++++ Data to process ++++

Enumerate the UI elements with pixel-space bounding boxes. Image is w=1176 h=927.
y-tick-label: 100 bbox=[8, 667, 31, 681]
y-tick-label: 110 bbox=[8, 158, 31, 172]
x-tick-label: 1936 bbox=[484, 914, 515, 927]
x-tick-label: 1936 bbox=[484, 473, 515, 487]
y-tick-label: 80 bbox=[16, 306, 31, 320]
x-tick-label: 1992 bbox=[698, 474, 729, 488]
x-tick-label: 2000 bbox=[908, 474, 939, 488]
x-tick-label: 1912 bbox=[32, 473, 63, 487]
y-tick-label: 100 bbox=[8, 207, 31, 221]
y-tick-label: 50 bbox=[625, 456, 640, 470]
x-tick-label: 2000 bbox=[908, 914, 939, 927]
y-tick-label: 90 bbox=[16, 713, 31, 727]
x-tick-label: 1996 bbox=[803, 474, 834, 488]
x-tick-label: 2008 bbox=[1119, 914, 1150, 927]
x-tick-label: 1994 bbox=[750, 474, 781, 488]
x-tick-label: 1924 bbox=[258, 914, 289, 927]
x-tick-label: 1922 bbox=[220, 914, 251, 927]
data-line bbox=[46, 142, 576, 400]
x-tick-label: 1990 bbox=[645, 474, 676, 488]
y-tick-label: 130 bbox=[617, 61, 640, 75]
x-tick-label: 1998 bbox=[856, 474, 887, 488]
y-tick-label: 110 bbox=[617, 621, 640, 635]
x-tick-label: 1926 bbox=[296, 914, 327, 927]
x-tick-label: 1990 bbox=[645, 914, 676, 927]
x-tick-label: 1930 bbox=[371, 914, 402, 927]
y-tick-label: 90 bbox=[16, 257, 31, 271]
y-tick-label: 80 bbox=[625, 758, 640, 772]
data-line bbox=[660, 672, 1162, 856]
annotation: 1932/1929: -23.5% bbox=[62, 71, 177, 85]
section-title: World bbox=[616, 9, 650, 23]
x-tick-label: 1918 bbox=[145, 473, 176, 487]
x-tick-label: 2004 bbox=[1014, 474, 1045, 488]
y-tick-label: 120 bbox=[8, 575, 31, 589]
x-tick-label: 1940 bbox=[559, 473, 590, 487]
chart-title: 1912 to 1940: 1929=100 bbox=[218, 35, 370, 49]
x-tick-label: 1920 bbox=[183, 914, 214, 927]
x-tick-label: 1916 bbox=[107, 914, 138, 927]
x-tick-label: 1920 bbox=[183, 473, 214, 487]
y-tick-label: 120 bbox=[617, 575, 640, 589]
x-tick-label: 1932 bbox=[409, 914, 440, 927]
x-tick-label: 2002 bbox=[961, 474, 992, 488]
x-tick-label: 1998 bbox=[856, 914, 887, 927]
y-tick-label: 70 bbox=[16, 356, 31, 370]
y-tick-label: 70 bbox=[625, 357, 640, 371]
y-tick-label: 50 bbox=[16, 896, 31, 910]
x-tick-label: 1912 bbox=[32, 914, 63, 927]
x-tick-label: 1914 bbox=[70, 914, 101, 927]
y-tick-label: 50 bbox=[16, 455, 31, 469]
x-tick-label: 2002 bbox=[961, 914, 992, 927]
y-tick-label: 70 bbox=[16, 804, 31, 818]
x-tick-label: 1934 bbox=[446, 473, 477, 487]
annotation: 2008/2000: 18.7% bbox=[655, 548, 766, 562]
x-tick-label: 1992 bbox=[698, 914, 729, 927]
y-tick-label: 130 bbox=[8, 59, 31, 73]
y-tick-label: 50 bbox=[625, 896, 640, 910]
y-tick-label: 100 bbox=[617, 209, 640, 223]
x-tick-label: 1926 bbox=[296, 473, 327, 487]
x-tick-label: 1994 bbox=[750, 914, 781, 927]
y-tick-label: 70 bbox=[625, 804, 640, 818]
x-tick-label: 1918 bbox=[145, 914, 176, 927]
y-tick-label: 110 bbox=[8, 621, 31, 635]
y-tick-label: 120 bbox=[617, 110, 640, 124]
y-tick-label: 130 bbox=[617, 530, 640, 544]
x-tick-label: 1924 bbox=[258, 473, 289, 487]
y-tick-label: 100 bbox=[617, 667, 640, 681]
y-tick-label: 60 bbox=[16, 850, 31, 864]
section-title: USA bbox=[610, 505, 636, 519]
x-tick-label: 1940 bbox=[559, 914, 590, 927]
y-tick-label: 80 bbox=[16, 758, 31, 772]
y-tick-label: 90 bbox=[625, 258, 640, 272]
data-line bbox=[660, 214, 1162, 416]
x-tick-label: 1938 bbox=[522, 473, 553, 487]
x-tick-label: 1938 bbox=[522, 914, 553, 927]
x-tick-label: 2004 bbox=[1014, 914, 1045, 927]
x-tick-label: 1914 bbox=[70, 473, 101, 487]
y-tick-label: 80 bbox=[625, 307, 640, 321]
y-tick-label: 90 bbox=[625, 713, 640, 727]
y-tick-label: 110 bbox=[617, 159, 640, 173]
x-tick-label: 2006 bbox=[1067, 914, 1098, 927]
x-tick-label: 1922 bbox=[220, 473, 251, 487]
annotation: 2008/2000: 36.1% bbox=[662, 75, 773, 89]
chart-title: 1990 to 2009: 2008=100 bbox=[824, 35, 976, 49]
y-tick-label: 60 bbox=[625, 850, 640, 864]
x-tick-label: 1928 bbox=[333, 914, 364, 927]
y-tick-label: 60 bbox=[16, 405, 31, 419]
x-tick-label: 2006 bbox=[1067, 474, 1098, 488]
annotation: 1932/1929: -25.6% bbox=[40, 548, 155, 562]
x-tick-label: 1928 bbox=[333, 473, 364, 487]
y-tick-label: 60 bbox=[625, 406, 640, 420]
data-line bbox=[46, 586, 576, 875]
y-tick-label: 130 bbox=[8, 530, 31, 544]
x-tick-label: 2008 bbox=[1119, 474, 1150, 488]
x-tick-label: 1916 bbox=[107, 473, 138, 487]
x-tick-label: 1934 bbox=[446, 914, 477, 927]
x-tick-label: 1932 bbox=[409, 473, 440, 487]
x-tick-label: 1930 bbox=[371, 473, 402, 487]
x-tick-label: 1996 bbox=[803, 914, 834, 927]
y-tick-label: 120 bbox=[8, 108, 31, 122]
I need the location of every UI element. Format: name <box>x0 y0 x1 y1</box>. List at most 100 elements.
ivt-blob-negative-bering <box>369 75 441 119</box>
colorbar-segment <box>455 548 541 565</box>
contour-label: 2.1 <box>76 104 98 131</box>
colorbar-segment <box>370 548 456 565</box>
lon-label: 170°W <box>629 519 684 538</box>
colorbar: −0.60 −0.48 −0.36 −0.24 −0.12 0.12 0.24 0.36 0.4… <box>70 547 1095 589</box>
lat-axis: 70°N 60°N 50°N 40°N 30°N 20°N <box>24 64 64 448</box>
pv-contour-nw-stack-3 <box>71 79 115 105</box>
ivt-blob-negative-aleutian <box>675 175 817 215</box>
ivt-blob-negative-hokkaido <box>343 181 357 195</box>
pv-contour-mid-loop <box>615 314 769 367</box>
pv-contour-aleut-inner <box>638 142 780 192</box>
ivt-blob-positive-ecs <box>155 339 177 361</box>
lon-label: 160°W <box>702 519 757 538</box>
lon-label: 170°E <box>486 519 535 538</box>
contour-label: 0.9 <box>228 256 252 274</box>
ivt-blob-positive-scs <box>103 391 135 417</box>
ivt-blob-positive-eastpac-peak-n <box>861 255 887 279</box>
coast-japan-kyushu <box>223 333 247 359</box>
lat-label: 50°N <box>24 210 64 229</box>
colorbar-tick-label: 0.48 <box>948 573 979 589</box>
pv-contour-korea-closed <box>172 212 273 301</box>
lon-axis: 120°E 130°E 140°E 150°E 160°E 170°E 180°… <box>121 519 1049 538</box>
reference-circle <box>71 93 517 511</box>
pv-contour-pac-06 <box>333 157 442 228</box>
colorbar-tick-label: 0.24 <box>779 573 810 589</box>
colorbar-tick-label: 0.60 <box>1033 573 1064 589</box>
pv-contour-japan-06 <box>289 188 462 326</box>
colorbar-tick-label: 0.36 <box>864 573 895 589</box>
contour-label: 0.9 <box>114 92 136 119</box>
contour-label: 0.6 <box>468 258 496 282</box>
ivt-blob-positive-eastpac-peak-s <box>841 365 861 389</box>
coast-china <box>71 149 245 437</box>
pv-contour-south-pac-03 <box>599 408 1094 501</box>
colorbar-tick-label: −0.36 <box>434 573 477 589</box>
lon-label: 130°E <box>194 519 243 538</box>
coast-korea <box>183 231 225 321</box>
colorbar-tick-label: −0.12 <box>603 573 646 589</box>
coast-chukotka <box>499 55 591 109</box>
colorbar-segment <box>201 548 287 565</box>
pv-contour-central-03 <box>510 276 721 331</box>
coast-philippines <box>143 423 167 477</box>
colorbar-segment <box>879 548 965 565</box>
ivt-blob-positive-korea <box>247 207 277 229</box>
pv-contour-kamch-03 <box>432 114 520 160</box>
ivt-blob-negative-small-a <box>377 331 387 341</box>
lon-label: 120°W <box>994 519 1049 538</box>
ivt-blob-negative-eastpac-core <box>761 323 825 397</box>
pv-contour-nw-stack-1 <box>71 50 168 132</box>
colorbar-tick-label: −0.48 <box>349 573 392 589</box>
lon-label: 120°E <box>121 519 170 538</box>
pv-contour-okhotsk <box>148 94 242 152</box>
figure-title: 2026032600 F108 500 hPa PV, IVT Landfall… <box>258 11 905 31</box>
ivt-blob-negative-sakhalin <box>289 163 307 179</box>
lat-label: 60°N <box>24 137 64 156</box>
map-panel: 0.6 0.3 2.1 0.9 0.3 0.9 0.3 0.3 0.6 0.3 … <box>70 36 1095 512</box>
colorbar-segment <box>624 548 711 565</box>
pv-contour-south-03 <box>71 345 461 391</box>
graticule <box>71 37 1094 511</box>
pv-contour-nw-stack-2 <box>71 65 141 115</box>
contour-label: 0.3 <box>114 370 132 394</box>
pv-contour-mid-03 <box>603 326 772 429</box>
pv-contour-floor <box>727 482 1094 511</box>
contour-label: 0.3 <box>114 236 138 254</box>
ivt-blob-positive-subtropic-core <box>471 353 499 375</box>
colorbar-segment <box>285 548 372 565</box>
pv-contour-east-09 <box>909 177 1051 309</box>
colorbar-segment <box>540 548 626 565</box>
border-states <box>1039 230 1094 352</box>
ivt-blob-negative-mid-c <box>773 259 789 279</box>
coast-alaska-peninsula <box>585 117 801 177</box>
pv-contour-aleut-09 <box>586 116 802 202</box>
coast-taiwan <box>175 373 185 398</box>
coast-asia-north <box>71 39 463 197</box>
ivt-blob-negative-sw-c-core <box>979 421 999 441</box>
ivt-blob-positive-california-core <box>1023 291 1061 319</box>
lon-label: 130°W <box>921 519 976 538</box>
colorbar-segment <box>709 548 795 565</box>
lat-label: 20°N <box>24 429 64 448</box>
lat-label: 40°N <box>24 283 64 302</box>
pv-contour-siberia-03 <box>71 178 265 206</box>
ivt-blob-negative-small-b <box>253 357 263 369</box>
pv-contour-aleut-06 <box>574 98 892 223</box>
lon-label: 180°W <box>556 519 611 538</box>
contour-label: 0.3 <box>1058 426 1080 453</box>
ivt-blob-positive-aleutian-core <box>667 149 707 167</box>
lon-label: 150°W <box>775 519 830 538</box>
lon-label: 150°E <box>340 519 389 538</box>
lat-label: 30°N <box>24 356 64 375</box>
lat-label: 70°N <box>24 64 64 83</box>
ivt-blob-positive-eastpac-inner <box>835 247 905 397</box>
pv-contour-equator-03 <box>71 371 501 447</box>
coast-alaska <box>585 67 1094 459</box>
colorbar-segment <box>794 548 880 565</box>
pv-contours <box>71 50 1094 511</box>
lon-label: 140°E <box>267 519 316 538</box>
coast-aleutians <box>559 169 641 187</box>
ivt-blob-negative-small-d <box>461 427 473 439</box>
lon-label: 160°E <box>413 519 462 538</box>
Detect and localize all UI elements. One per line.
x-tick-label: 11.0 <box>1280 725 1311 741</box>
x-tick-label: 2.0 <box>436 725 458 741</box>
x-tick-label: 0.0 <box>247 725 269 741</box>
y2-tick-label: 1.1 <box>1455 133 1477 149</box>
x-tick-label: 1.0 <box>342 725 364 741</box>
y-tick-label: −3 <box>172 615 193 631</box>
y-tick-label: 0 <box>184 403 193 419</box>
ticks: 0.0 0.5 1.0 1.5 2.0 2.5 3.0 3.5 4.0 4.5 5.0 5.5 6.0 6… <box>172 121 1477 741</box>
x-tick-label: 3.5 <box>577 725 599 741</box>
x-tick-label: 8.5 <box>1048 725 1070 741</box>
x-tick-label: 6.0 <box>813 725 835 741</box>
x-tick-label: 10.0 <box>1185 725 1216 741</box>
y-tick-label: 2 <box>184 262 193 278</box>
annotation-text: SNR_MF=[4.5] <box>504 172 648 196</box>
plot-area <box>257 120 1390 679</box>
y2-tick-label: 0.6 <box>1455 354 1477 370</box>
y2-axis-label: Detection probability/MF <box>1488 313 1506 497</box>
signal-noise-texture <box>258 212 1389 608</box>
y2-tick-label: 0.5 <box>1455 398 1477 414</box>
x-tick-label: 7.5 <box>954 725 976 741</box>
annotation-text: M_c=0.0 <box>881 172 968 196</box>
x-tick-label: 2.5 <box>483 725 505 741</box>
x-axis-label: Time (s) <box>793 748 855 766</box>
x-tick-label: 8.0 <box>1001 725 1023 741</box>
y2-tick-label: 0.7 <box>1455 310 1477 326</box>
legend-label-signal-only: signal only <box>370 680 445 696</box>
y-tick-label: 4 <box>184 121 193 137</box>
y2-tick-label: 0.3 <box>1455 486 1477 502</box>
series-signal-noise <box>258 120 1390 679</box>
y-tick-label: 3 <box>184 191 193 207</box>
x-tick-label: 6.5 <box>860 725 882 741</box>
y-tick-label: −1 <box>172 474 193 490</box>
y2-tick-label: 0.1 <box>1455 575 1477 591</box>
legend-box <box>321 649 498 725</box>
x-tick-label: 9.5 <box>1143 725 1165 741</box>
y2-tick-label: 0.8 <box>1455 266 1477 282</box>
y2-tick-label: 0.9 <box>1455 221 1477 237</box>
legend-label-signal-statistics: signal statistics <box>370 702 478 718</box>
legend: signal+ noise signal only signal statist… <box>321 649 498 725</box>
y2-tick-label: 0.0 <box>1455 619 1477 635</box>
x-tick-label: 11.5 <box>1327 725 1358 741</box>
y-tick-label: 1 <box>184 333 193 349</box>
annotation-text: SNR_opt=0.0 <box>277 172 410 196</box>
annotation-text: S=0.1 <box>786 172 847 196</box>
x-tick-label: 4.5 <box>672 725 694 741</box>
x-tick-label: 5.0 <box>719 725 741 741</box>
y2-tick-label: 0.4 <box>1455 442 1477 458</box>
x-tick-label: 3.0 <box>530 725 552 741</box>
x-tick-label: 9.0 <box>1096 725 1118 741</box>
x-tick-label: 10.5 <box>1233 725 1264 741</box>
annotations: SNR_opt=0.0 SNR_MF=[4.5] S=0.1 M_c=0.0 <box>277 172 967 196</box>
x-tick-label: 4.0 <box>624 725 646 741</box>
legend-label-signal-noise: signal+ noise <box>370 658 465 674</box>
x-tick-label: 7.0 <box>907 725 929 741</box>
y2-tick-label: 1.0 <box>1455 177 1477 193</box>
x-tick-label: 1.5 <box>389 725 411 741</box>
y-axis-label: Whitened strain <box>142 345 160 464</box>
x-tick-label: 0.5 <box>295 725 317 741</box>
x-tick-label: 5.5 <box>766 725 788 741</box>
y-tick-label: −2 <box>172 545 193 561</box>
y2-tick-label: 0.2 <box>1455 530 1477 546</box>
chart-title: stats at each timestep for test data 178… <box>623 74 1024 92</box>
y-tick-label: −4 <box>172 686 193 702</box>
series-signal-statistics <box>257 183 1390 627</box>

++++

## Description of the task
Convert everything above, from the first row down through the row containing "x-tick-label: 1990 bbox=[645, 474, 676, 488]", into a numbered list, keeping both end rows and leaving out any blank lines.

## Solved problem
1. Enumerate the UI elements with pixel-space bounding boxes. Image is w=1176 h=927.
2. y-tick-label: 100 bbox=[8, 667, 31, 681]
3. y-tick-label: 110 bbox=[8, 158, 31, 172]
4. x-tick-label: 1936 bbox=[484, 914, 515, 927]
5. x-tick-label: 1936 bbox=[484, 473, 515, 487]
6. y-tick-label: 80 bbox=[16, 306, 31, 320]
7. x-tick-label: 1992 bbox=[698, 474, 729, 488]
8. x-tick-label: 2000 bbox=[908, 474, 939, 488]
9. x-tick-label: 1912 bbox=[32, 473, 63, 487]
10. y-tick-label: 100 bbox=[8, 207, 31, 221]
11. y-tick-label: 50 bbox=[625, 456, 640, 470]
12. x-tick-label: 2000 bbox=[908, 914, 939, 927]
13. y-tick-label: 90 bbox=[16, 713, 31, 727]
14. x-tick-label: 1996 bbox=[803, 474, 834, 488]
15. x-tick-label: 2008 bbox=[1119, 914, 1150, 927]
16. x-tick-label: 1994 bbox=[750, 474, 781, 488]
17. x-tick-label: 1924 bbox=[258, 914, 289, 927]
18. x-tick-label: 1922 bbox=[220, 914, 251, 927]
19. data-line bbox=[46, 142, 576, 400]
20. x-tick-label: 1990 bbox=[645, 474, 676, 488]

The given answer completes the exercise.